— PROBLEM DETAILS —
Copy each line exactly. Drop every picture.

------ PROVIDED INFORMATION ------

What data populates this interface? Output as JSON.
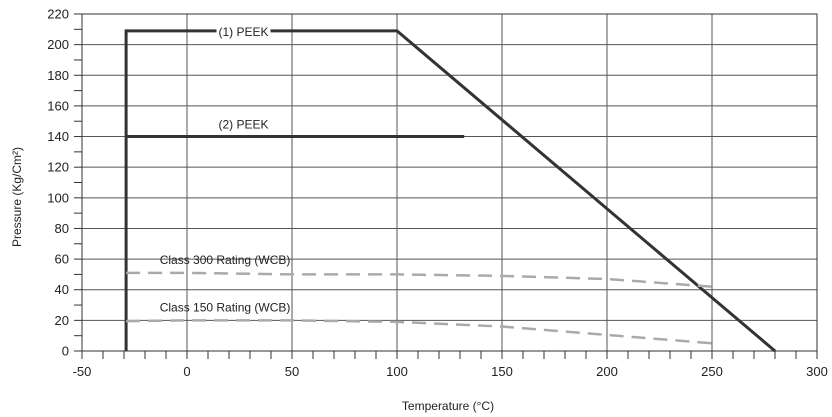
{
  "chart_data": {
    "type": "line",
    "xlabel": "Temperature (°C)",
    "ylabel": "Pressure (Kg/Cm²)",
    "xlim": [
      -50,
      300
    ],
    "ylim": [
      0,
      220
    ],
    "x_major_ticks": [
      -50,
      0,
      50,
      100,
      150,
      200,
      250,
      300
    ],
    "x_tick_labels": [
      "-50",
      "0",
      "50",
      "100",
      "150",
      "200",
      "250",
      "300"
    ],
    "y_major_ticks": [
      0,
      20,
      40,
      60,
      80,
      100,
      120,
      140,
      160,
      180,
      200,
      220
    ],
    "y_tick_labels": [
      "0",
      "20",
      "40",
      "60",
      "80",
      "100",
      "120",
      "140",
      "160",
      "180",
      "200",
      "220"
    ],
    "grid": true,
    "series": [
      {
        "name": "(1) PEEK",
        "color": "#333333",
        "style": "solid",
        "x": [
          -29,
          -29,
          100,
          280
        ],
        "y": [
          0,
          209,
          209,
          0
        ]
      },
      {
        "name": "(2) PEEK",
        "color": "#333333",
        "style": "solid",
        "x": [
          -29,
          132
        ],
        "y": [
          140,
          140
        ]
      },
      {
        "name": "Class 300 Rating (WCB)",
        "color": "#aaaaaa",
        "style": "dashed",
        "x": [
          -29,
          0,
          50,
          100,
          150,
          200,
          250
        ],
        "y": [
          51,
          51,
          50,
          50,
          49,
          47,
          42
        ]
      },
      {
        "name": "Class 150 Rating (WCB)",
        "color": "#aaaaaa",
        "style": "dashed",
        "x": [
          -29,
          0,
          50,
          100,
          150,
          200,
          250
        ],
        "y": [
          19.5,
          20,
          20,
          19,
          16,
          10.5,
          5
        ]
      }
    ]
  }
}
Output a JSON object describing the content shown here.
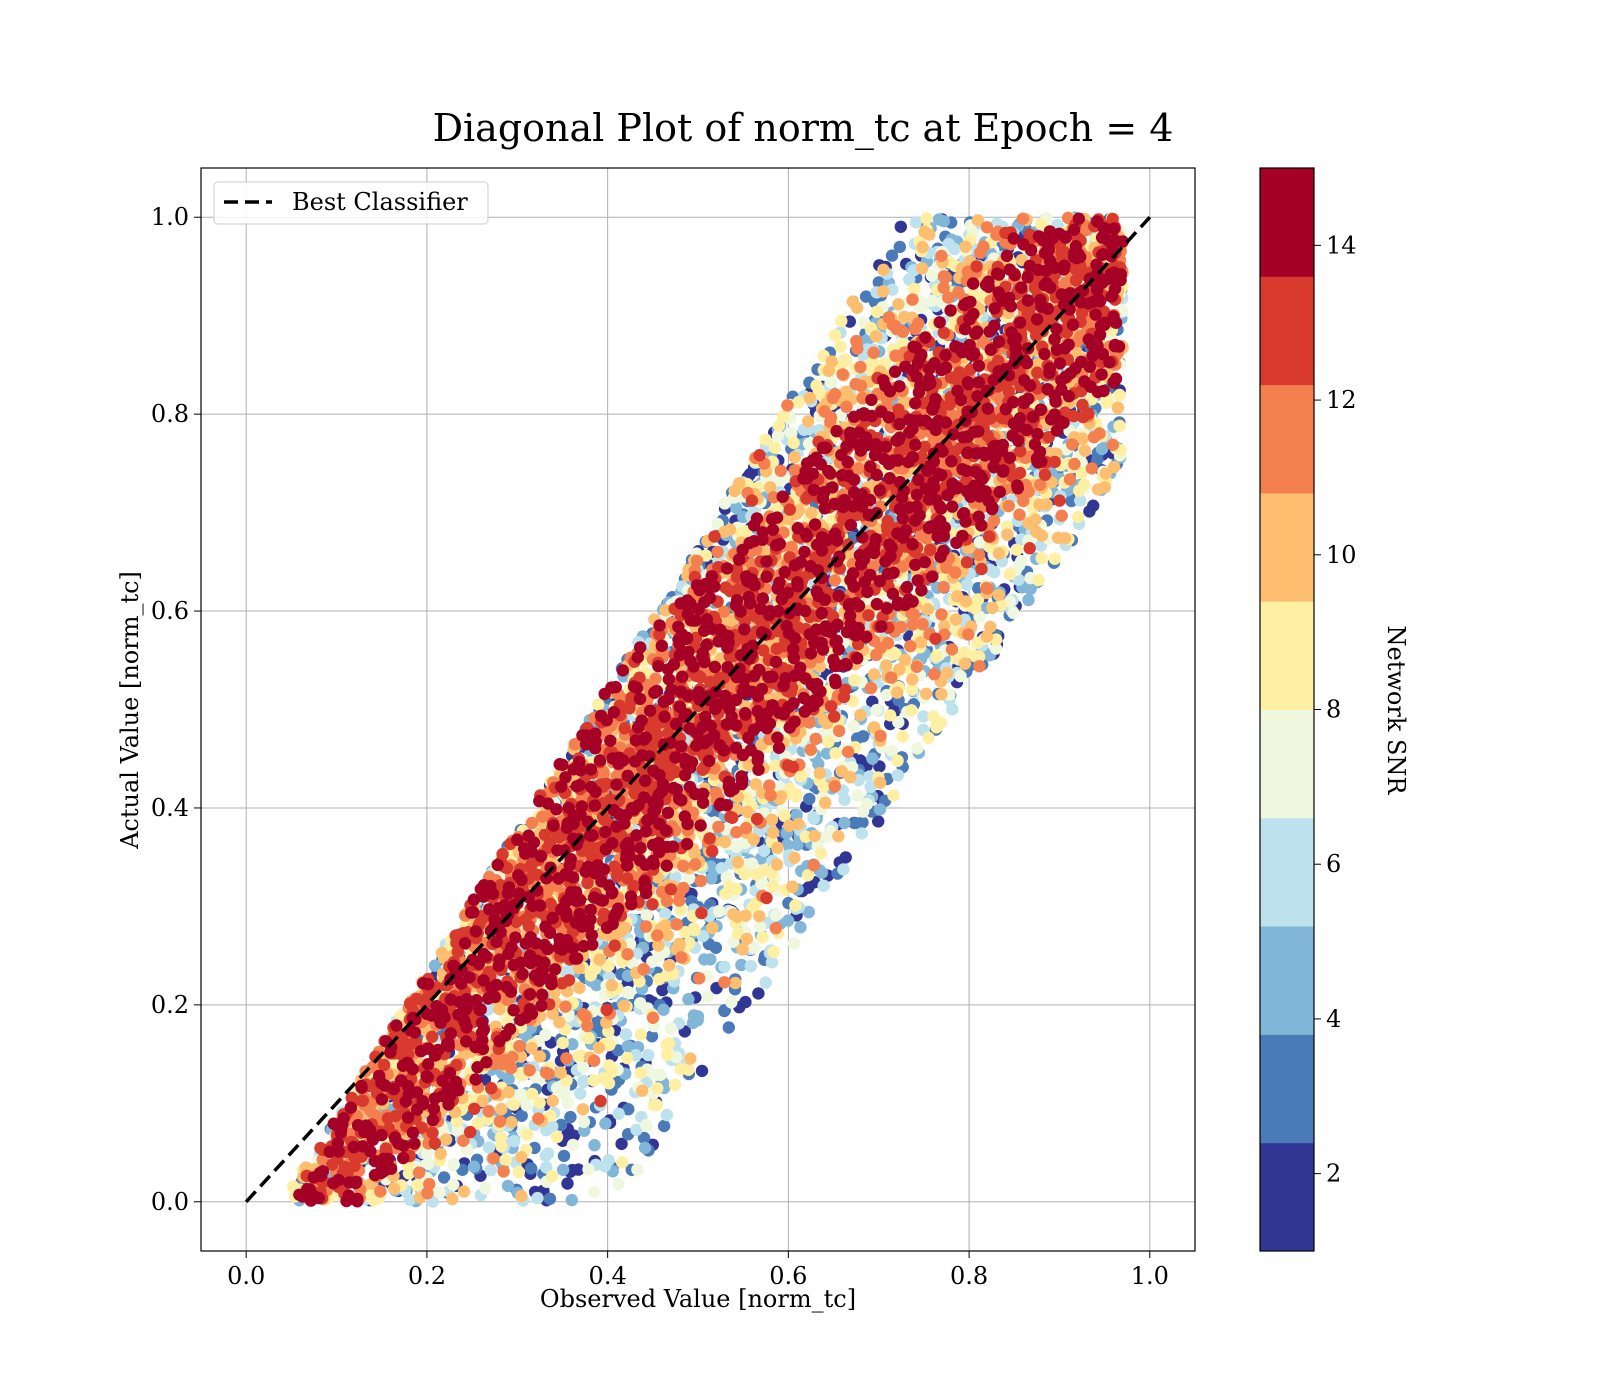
{
  "chart_data": {
    "type": "scatter",
    "title": "Diagonal Plot of norm_tc at Epoch = 4",
    "xlabel": "Observed Value [norm_tc]",
    "ylabel": "Actual Value [norm_tc]",
    "xlim": [
      -0.05,
      1.05
    ],
    "ylim": [
      -0.05,
      1.05
    ],
    "xticks": [
      "0.0",
      "0.2",
      "0.4",
      "0.6",
      "0.8",
      "1.0"
    ],
    "yticks": [
      "0.0",
      "0.2",
      "0.4",
      "0.6",
      "0.8",
      "1.0"
    ],
    "grid": true,
    "legend": {
      "placement": "upper-left",
      "entries": [
        {
          "label": "Best Classifier",
          "style": "black dashed line"
        }
      ]
    },
    "reference_line": {
      "label": "Best Classifier",
      "x": [
        0.0,
        1.0
      ],
      "y": [
        0.0,
        1.0
      ],
      "color": "#000000"
    },
    "colorbar": {
      "label": "Network SNR",
      "range": [
        1,
        15
      ],
      "ticks": [
        "2",
        "4",
        "6",
        "8",
        "10",
        "12",
        "14"
      ],
      "colors": [
        "#313695",
        "#4a7ab7",
        "#81b6d8",
        "#bde2ed",
        "#eff8df",
        "#feefa3",
        "#fdbe70",
        "#f47f4f",
        "#d83a2e",
        "#a50026"
      ]
    },
    "point_distribution": {
      "description_note": "Dense scatter of tens of thousands of points. High-SNR (≈14) points form a dense band along the diagonal x≈y; lower-SNR points spread further from the diagonal toward the upper-left and lower-right.",
      "x_range": [
        0.05,
        0.97
      ],
      "y_range": [
        0.0,
        1.0
      ],
      "dense_band_halfwidth": 0.13
    }
  }
}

------

— SOLUTION TO THIS PROBLEM —
What data populates this interface? Output as JSON.
{
  "chart_data": {
    "type": "line",
    "xlabel": "Temperature (°C)",
    "ylabel": "Pressure (Kg/Cm²)",
    "xlim": [
      -50,
      300
    ],
    "ylim": [
      0,
      220
    ],
    "x_major_ticks": [
      -50,
      0,
      50,
      100,
      150,
      200,
      250,
      300
    ],
    "x_tick_labels": [
      "-50",
      "0",
      "50",
      "100",
      "150",
      "200",
      "250",
      "300"
    ],
    "y_major_ticks": [
      0,
      20,
      40,
      60,
      80,
      100,
      120,
      140,
      160,
      180,
      200,
      220
    ],
    "y_tick_labels": [
      "0",
      "20",
      "40",
      "60",
      "80",
      "100",
      "120",
      "140",
      "160",
      "180",
      "200",
      "220"
    ],
    "grid": true,
    "series": [
      {
        "name": "(1) PEEK",
        "color": "#333333",
        "style": "solid",
        "x": [
          -29,
          -29,
          100,
          280
        ],
        "y": [
          0,
          209,
          209,
          0
        ]
      },
      {
        "name": "(2) PEEK",
        "color": "#333333",
        "style": "solid",
        "x": [
          -29,
          132
        ],
        "y": [
          140,
          140
        ]
      },
      {
        "name": "Class 300 Rating (WCB)",
        "color": "#aaaaaa",
        "style": "dashed",
        "x": [
          -29,
          0,
          50,
          100,
          150,
          200,
          250
        ],
        "y": [
          51,
          51,
          50,
          50,
          49,
          47,
          42
        ]
      },
      {
        "name": "Class 150 Rating (WCB)",
        "color": "#aaaaaa",
        "style": "dashed",
        "x": [
          -29,
          0,
          50,
          100,
          150,
          200,
          250
        ],
        "y": [
          19.5,
          20,
          20,
          19,
          16,
          10.5,
          5
        ]
      }
    ]
  }
}
Output a JSON object describing the content shown here.
{
  "chart_data": {
    "type": "scatter",
    "title": "Diagonal Plot of norm_tc at Epoch = 4",
    "xlabel": "Observed Value [norm_tc]",
    "ylabel": "Actual Value [norm_tc]",
    "xlim": [
      -0.05,
      1.05
    ],
    "ylim": [
      -0.05,
      1.05
    ],
    "xticks": [
      "0.0",
      "0.2",
      "0.4",
      "0.6",
      "0.8",
      "1.0"
    ],
    "yticks": [
      "0.0",
      "0.2",
      "0.4",
      "0.6",
      "0.8",
      "1.0"
    ],
    "grid": true,
    "legend": {
      "placement": "upper-left",
      "entries": [
        {
          "label": "Best Classifier",
          "style": "black dashed line"
        }
      ]
    },
    "reference_line": {
      "label": "Best Classifier",
      "x": [
        0.0,
        1.0
      ],
      "y": [
        0.0,
        1.0
      ],
      "color": "#000000"
    },
    "colorbar": {
      "label": "Network SNR",
      "range": [
        1,
        15
      ],
      "ticks": [
        "2",
        "4",
        "6",
        "8",
        "10",
        "12",
        "14"
      ],
      "colors": [
        "#313695",
        "#4a7ab7",
        "#81b6d8",
        "#bde2ed",
        "#eff8df",
        "#feefa3",
        "#fdbe70",
        "#f47f4f",
        "#d83a2e",
        "#a50026"
      ]
    },
    "point_distribution": {
      "description_note": "Dense scatter of tens of thousands of points. High-SNR (≈14) points form a dense band along the diagonal x≈y; lower-SNR points spread further from the diagonal toward the upper-left and lower-right.",
      "x_range": [
        0.05,
        0.97
      ],
      "y_range": [
        0.0,
        1.0
      ],
      "dense_band_halfwidth": 0.13
    }
  }
}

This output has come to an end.